== Material to process ==
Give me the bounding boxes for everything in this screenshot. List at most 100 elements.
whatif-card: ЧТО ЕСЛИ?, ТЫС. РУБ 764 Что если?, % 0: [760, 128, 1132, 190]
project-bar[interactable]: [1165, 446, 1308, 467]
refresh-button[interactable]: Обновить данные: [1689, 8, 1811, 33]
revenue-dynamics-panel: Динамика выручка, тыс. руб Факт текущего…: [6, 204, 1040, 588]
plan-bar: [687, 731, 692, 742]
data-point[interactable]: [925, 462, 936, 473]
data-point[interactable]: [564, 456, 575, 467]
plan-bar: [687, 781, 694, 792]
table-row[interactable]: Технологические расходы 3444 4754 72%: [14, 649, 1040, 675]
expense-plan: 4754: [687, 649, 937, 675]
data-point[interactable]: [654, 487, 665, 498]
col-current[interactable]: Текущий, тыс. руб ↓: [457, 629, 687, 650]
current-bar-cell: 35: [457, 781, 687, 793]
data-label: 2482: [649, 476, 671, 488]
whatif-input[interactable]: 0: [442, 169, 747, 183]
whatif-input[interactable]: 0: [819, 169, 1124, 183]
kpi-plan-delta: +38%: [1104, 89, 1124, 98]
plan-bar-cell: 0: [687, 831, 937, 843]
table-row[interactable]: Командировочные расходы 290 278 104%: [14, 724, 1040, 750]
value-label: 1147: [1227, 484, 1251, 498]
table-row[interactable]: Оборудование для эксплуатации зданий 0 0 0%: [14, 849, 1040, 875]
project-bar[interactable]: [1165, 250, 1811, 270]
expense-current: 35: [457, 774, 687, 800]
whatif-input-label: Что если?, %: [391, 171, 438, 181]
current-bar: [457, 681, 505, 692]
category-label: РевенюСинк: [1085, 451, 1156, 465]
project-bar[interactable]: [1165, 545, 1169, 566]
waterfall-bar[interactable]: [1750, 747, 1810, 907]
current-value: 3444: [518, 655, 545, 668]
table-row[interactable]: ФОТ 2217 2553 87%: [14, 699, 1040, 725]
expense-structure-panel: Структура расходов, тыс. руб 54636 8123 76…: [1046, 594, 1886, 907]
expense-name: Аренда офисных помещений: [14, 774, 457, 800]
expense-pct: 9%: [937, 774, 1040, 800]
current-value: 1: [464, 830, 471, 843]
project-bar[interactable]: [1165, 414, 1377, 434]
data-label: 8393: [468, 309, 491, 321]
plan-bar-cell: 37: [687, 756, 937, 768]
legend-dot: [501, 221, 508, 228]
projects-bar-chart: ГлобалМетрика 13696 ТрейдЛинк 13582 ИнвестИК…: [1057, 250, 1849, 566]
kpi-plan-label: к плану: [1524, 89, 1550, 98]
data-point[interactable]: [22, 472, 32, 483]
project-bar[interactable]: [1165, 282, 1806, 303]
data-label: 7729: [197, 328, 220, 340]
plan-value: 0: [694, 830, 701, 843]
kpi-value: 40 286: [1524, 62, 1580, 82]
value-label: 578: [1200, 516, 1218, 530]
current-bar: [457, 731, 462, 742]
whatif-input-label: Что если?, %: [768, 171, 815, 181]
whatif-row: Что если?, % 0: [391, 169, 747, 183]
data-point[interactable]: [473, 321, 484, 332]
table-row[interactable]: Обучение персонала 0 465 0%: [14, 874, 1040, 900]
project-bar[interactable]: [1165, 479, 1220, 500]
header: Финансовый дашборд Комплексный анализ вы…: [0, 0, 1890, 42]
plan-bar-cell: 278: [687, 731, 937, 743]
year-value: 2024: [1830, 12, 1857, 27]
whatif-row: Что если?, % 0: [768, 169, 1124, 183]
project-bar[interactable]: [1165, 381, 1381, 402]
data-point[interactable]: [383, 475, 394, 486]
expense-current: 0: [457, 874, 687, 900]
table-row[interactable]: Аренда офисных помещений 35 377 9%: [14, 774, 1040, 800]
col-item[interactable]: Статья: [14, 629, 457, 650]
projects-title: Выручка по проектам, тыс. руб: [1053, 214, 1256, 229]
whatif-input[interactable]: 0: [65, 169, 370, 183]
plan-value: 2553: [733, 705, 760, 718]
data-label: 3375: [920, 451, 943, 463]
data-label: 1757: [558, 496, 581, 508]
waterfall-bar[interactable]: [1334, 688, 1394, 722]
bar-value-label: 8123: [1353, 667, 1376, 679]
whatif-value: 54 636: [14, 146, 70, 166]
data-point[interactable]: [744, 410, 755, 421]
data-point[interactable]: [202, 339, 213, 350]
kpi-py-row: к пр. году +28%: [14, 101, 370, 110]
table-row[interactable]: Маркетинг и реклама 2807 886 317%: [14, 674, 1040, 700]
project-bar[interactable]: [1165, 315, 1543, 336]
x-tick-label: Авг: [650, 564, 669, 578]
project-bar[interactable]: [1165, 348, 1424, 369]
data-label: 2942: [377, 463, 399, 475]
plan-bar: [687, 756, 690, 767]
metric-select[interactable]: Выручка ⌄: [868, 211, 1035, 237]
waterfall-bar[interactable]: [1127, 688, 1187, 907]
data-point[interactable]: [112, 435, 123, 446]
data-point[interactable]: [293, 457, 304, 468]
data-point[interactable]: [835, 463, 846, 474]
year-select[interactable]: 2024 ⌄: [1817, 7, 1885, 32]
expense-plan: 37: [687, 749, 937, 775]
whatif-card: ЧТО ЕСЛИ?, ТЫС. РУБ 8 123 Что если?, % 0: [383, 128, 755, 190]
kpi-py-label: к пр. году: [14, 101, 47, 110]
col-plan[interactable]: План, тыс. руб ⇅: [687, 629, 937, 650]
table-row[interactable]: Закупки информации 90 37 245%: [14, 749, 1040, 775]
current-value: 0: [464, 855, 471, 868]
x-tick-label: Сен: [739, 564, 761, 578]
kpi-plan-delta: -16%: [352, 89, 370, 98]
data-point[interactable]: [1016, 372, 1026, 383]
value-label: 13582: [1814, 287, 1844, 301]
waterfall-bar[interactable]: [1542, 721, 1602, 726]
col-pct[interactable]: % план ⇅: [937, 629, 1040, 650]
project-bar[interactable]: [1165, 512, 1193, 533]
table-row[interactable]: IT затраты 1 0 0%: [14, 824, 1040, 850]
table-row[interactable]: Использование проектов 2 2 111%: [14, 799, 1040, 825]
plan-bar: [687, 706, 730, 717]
===
» **The task**: Give the material as a JSON list of strings, one per line and leaving out blank lines, starting from the first line and running through the line with "data-label: 7729: [197, 328, 220, 340]".

» **Expected output**:
[
  "Give me the bounding boxes for everything in this screenshot. List at most 100 elements.",
  "whatif-card: ЧТО ЕСЛИ?, ТЫС. РУБ 764 Что если?, % 0: [760, 128, 1132, 190]",
  "project-bar[interactable]: [1165, 446, 1308, 467]",
  "refresh-button[interactable]: Обновить данные: [1689, 8, 1811, 33]",
  "revenue-dynamics-panel: Динамика выручка, тыс. руб Факт текущего…: [6, 204, 1040, 588]",
  "plan-bar: [687, 731, 692, 742]",
  "data-point[interactable]: [925, 462, 936, 473]",
  "data-point[interactable]: [564, 456, 575, 467]",
  "plan-bar: [687, 781, 694, 792]",
  "table-row[interactable]: Технологические расходы 3444 4754 72%: [14, 649, 1040, 675]",
  "expense-plan: 4754: [687, 649, 937, 675]",
  "data-point[interactable]: [654, 487, 665, 498]",
  "col-current[interactable]: Текущий, тыс. руб ↓: [457, 629, 687, 650]",
  "current-bar-cell: 35: [457, 781, 687, 793]",
  "data-label: 2482: [649, 476, 671, 488]",
  "whatif-input[interactable]: 0: [442, 169, 747, 183]",
  "whatif-input[interactable]: 0: [819, 169, 1124, 183]",
  "kpi-plan-delta: +38%: [1104, 89, 1124, 98]",
  "plan-bar-cell: 0: [687, 831, 937, 843]",
  "table-row[interactable]: Командировочные расходы 290 278 104%: [14, 724, 1040, 750]",
  "value-label: 1147: [1227, 484, 1251, 498]",
  "table-row[interactable]: Оборудование для эксплуатации зданий 0 0 0%: [14, 849, 1040, 875]",
  "project-bar[interactable]: [1165, 250, 1811, 270]",
  "expense-current: 35: [457, 774, 687, 800]",
  "whatif-input-label: Что если?, %: [391, 171, 438, 181]",
  "current-bar: [457, 681, 505, 692]",
  "category-label: РевенюСинк: [1085, 451, 1156, 465]",
  "project-bar[interactable]: [1165, 545, 1169, 566]",
  "waterfall-bar[interactable]: [1750, 747, 1810, 907]",
  "current-value: 3444: [518, 655, 545, 668]",
  "table-row[interactable]: ФОТ 2217 2553 87%: [14, 699, 1040, 725]",
  "expense-structure-panel: Структура расходов, тыс. руб 54636 8123 76…: [1046, 594, 1886, 907]",
  "expense-name: Аренда офисных помещений: [14, 774, 457, 800]",
  "expense-pct: 9%: [937, 774, 1040, 800]",
  "current-value: 1: [464, 830, 471, 843]",
  "project-bar[interactable]: [1165, 414, 1377, 434]",
  "data-label: 8393: [468, 309, 491, 321]",
  "plan-bar-cell: 37: [687, 756, 937, 768]",
  "legend-dot: [501, 221, 508, 228]",
  "projects-bar-chart: ГлобалМетрика 13696 ТрейдЛинк 13582 ИнвестИК…: [1057, 250, 1849, 566]",
  "kpi-plan-label: к плану: [1524, 89, 1550, 98]",
  "data-point[interactable]: [22, 472, 32, 483]",
  "project-bar[interactable]: [1165, 282, 1806, 303]",
  "data-label: 7729: [197, 328, 220, 340]"
]